_Your task_
Write out all the material exactly. Leave nothing out.
>> BEGIN The data
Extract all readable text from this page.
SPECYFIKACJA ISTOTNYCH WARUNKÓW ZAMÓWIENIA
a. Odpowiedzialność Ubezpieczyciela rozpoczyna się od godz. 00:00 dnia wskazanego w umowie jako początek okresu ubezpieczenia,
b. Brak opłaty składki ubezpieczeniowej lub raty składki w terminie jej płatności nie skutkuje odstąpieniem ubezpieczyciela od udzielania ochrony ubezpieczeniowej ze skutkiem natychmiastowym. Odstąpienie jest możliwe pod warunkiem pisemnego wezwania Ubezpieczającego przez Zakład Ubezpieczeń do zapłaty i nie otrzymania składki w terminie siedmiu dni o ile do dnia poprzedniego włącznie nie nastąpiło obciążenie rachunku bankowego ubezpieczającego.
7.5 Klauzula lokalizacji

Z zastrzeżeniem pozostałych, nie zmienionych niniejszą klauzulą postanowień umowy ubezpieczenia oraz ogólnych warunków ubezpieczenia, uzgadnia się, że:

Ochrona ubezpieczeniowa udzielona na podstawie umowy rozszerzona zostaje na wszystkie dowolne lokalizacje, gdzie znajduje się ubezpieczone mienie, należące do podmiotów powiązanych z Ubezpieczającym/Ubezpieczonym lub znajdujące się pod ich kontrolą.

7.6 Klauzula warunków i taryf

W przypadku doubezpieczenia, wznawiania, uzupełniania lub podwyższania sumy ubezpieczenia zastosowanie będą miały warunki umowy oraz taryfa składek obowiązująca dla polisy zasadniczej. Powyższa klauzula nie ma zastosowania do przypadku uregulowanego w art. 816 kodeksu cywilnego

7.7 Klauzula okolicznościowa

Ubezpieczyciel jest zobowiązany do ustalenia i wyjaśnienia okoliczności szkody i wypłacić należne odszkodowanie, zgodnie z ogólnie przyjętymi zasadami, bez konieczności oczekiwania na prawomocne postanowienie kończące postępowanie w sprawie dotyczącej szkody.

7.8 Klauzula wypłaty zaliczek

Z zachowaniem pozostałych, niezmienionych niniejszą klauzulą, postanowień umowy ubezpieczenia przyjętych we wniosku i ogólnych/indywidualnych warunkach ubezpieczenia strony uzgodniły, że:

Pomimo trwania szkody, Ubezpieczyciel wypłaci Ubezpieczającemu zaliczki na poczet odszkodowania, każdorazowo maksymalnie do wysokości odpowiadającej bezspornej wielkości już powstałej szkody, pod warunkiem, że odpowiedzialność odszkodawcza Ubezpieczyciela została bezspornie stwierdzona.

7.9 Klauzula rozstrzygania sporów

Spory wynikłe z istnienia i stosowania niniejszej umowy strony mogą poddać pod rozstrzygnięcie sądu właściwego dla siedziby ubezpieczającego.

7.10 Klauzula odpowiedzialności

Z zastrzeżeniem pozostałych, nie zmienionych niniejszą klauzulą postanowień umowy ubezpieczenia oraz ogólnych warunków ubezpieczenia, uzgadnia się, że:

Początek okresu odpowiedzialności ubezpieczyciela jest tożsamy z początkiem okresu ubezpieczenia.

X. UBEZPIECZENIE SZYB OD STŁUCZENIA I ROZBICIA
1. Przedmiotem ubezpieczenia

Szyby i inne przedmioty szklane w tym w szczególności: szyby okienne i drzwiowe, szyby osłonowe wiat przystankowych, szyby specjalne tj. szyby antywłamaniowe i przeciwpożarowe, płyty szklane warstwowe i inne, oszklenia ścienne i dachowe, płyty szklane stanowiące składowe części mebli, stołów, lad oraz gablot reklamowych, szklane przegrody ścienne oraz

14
>> END The data
_Exercise response_
Extract all readable text from this page.
SPECYFIKACJA ISTOTNYCH WARUNKÓW ZAMÓWIENIA
a. Odpowiedzialność Ubezpieczyciela rozpoczyna się od godz. 00:00 dnia wskazanego w umowie jako początek okresu ubezpieczenia,
b. Brak opłaty składki ubezpieczeniowej lub raty składki w terminie jej płatności nie skutkuje odstąpieniem ubezpieczyciela od udzielania ochrony ubezpieczeniowej ze skutkiem natychmiastowym. Odstąpienie jest możliwe pod warunkiem pisemnego wezwania Ubezpieczającego przez Zakład Ubezpieczeń do zapłaty i nie otrzymania składki w terminie siedmiu dni o ile do dnia poprzedniego włącznie nie nastąpiło obciążenie rachunku bankowego ubezpieczającego.
7.5 Klauzula lokalizacji

Z zastrzeżeniem pozostałych, nie zmienionych niniejszą klauzulą postanowień umowy ubezpieczenia oraz ogólnych warunków ubezpieczenia, uzgadnia się, że:

Ochrona ubezpieczeniowa udzielona na podstawie umowy rozszerzona zostaje na wszystkie dowolne lokalizacje, gdzie znajduje się ubezpieczone mienie, należące do podmiotów powiązanych z Ubezpieczającym/Ubezpieczonym lub znajdujące się pod ich kontrolą.

7.6 Klauzula warunków i taryf

W przypadku doubezpieczenia, wznawiania, uzupełniania lub podwyższania sumy ubezpieczenia zastosowanie będą miały warunki umowy oraz taryfa składek obowiązująca dla polisy zasadniczej. Powyższa klauzula nie ma zastosowania do przypadku uregulowanego w art. 816 kodeksu cywilnego

7.7 Klauzula okolicznościowa

Ubezpieczyciel jest zobowiązany do ustalenia i wyjaśnienia okoliczności szkody i wypłacić należne odszkodowanie, zgodnie z ogólnie przyjętymi zasadami, bez konieczności oczekiwania na prawomocne postanowienie kończące postępowanie w sprawie dotyczącej szkody.

7.8 Klauzula wypłaty zaliczek

Z zachowaniem pozostałych, niezmienionych niniejszą klauzulą, postanowień umowy ubezpieczenia przyjętych we wniosku i ogólnych/indywidualnych warunkach ubezpieczenia strony uzgodniły, że:

Pomimo trwania szkody, Ubezpieczyciel wypłaci Ubezpieczającemu zaliczki na poczet odszkodowania, każdorazowo maksymalnie do wysokości odpowiadającej bezspornej wielkości już powstałej szkody, pod warunkiem, że odpowiedzialność odszkodawcza Ubezpieczyciela została bezspornie stwierdzona.

7.9 Klauzula rozstrzygania sporów

Spory wynikłe z istnienia i stosowania niniejszej umowy strony mogą poddać pod rozstrzygnięcie sądu właściwego dla siedziby ubezpieczającego.

7.10 Klauzula odpowiedzialności

Z zastrzeżeniem pozostałych, nie zmienionych niniejszą klauzulą postanowień umowy ubezpieczenia oraz ogólnych warunków ubezpieczenia, uzgadnia się, że:

Początek okresu odpowiedzialności ubezpieczyciela jest tożsamy z początkiem okresu ubezpieczenia.

X. UBEZPIECZENIE SZYB OD STŁUCZENIA I ROZBICIA
1. Przedmiotem ubezpieczenia

Szyby i inne przedmioty szklane w tym w szczególności: szyby okienne i drzwiowe, szyby osłonowe wiat przystankowych, szyby specjalne tj. szyby antywłamaniowe i przeciwpożarowe, płyty szklane warstwowe i inne, oszklenia ścienne i dachowe, płyty szklane stanowiące składowe części mebli, stołów, lad oraz gablot reklamowych, szklane przegrody ścienne oraz

14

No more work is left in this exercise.